─── Input

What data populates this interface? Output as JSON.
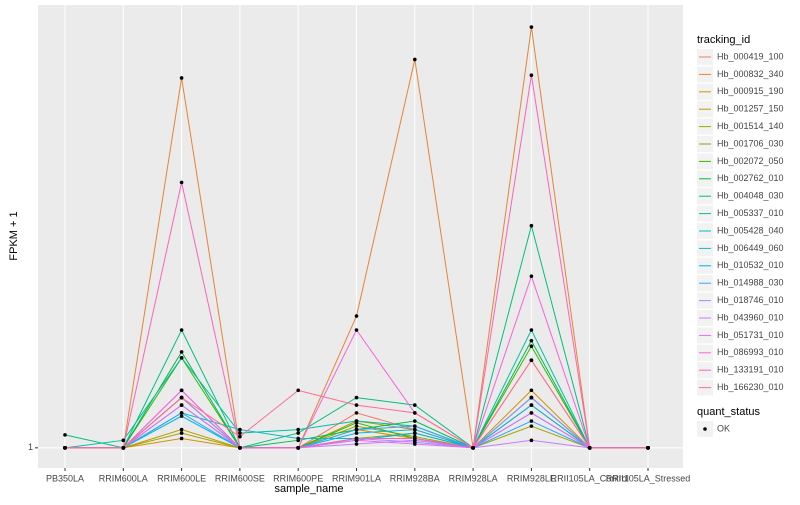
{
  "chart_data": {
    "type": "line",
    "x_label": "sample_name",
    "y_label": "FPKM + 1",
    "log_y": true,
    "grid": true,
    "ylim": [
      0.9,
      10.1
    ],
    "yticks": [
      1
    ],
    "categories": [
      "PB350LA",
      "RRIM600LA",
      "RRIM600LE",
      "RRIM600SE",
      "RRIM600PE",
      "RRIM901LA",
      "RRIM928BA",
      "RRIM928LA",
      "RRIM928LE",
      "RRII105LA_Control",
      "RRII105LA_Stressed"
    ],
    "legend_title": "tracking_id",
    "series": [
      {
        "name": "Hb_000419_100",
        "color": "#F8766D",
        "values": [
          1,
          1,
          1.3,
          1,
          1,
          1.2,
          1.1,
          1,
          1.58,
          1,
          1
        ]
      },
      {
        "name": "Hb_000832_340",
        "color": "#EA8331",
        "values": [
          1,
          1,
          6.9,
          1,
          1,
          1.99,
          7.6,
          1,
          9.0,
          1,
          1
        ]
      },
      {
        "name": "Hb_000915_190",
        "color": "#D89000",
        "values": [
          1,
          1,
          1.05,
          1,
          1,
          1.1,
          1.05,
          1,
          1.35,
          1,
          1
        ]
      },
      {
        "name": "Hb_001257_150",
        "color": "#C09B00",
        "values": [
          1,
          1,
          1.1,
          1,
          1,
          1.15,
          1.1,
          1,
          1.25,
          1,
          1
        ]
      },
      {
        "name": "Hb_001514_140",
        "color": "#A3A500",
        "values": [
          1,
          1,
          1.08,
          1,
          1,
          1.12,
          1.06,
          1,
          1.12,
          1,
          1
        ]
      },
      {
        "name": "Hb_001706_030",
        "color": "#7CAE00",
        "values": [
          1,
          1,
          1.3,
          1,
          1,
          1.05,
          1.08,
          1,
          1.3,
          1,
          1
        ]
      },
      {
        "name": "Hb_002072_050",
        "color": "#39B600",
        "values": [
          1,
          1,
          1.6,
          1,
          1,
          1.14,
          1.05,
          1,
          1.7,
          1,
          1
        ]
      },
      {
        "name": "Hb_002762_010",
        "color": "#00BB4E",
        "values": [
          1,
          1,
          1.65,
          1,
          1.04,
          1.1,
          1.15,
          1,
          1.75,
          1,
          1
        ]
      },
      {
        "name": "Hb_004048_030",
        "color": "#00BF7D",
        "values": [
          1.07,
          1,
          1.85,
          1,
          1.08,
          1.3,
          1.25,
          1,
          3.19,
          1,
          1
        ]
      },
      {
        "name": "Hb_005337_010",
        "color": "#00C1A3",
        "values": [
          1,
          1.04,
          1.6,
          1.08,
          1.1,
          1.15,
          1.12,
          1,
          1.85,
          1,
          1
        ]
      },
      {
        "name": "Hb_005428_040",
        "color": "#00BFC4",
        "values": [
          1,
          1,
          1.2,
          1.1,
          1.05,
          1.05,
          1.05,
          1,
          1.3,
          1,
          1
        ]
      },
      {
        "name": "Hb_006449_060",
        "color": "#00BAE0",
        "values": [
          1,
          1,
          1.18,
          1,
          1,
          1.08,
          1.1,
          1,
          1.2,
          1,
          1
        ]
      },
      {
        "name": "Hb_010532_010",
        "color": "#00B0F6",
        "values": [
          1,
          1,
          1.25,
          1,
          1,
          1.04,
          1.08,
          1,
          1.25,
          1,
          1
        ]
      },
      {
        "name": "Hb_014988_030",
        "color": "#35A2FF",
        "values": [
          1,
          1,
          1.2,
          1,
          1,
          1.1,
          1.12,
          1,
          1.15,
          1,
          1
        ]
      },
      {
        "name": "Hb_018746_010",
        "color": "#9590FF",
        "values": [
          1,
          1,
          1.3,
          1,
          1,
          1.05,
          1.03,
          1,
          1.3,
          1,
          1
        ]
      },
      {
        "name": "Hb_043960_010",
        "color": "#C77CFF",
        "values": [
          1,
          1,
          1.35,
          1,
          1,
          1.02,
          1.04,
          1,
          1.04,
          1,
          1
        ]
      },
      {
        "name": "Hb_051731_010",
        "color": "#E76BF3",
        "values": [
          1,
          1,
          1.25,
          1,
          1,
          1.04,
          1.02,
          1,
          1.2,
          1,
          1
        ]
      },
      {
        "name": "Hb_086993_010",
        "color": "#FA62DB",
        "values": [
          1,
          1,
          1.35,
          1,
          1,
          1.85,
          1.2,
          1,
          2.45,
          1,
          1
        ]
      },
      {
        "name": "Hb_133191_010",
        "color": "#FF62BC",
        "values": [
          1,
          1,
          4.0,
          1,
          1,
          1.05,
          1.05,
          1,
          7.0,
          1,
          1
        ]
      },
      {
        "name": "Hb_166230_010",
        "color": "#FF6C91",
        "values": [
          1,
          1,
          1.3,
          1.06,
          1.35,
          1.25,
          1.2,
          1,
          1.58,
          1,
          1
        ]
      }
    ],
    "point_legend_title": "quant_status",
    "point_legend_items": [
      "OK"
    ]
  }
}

──────
─── Input

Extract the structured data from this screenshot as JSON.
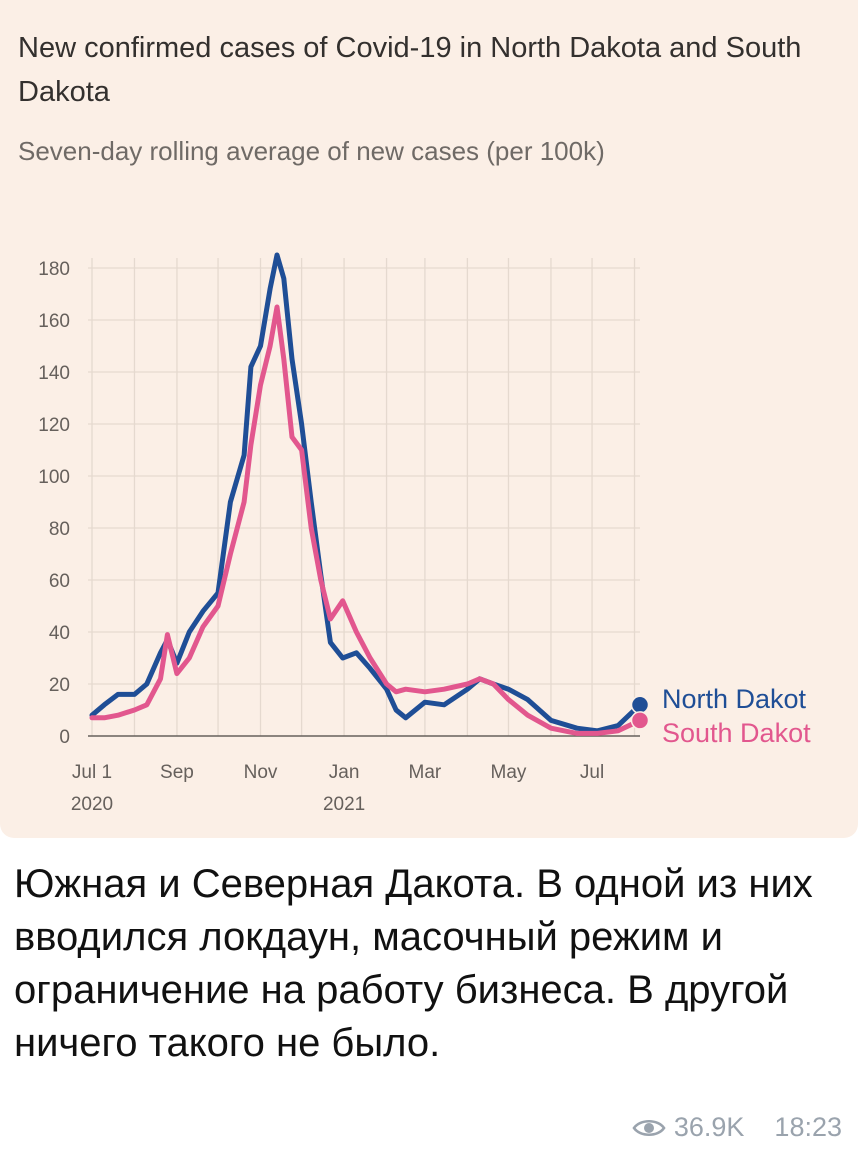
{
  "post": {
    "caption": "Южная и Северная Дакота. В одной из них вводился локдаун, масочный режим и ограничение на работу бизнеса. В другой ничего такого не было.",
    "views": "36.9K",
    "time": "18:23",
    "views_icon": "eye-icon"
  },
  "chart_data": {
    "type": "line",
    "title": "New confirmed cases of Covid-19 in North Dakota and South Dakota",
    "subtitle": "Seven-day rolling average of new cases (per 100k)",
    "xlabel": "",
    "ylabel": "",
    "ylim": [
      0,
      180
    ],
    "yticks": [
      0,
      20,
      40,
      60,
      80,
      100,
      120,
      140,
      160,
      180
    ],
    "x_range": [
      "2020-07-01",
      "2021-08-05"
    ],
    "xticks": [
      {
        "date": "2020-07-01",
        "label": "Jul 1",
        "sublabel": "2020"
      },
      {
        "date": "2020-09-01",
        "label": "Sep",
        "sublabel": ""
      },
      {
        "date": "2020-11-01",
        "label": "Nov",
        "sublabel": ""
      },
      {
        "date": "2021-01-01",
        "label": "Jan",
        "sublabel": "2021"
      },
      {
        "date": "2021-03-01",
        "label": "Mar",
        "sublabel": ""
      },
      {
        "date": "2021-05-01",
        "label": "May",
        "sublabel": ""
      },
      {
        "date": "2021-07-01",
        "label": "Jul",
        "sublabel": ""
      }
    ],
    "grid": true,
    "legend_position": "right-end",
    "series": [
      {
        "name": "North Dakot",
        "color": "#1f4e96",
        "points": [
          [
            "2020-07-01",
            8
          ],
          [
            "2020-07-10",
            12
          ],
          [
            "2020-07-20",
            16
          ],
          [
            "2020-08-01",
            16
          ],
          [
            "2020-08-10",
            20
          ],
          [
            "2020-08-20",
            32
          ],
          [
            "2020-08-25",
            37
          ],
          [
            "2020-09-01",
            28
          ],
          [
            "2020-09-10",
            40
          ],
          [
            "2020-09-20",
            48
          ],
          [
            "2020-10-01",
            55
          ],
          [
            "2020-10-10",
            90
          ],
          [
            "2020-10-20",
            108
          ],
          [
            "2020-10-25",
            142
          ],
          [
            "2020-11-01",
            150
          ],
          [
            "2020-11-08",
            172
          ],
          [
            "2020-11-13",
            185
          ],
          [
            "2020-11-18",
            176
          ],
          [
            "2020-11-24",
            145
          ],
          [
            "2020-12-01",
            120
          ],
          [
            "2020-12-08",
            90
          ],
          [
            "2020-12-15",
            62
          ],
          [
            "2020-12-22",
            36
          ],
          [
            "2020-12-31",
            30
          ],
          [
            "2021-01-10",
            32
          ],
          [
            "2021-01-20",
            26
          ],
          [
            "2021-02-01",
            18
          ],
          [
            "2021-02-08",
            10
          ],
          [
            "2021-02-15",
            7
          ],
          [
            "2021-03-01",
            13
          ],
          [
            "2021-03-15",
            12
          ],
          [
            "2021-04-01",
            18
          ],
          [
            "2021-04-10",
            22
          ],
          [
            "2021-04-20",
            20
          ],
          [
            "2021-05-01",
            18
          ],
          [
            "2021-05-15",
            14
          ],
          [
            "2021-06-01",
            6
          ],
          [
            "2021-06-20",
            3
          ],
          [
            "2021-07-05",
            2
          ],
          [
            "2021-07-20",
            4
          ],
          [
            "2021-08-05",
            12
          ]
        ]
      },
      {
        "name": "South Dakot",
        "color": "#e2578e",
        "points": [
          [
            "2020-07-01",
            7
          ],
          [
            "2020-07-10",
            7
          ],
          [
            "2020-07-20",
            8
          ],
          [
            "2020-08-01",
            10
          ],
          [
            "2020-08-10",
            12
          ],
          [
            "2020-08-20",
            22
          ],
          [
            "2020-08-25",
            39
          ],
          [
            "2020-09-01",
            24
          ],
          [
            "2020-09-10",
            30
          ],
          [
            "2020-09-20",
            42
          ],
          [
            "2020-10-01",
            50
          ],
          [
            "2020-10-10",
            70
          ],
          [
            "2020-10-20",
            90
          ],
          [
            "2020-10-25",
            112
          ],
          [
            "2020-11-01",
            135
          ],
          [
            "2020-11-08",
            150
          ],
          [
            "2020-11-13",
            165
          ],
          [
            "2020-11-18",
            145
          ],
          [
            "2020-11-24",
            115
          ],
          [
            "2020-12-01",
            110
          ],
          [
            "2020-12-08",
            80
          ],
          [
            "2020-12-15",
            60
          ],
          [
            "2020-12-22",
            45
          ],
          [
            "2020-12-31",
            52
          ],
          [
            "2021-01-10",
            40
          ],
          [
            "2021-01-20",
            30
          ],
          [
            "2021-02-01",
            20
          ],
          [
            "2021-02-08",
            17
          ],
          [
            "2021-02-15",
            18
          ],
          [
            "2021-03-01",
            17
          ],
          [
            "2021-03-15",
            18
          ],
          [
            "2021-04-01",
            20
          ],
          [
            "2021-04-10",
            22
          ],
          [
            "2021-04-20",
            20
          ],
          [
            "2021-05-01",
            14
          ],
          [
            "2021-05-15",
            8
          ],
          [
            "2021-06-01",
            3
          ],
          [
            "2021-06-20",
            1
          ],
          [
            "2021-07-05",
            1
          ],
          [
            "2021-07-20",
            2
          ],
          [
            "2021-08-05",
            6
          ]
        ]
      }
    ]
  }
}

──────

Task instructions ▸
List the lines that contain the word "North".

Full response ▸
    "title": "New confirmed cases of Covid-19 in North Dakota and South Dakota",
        "name": "North Dakot",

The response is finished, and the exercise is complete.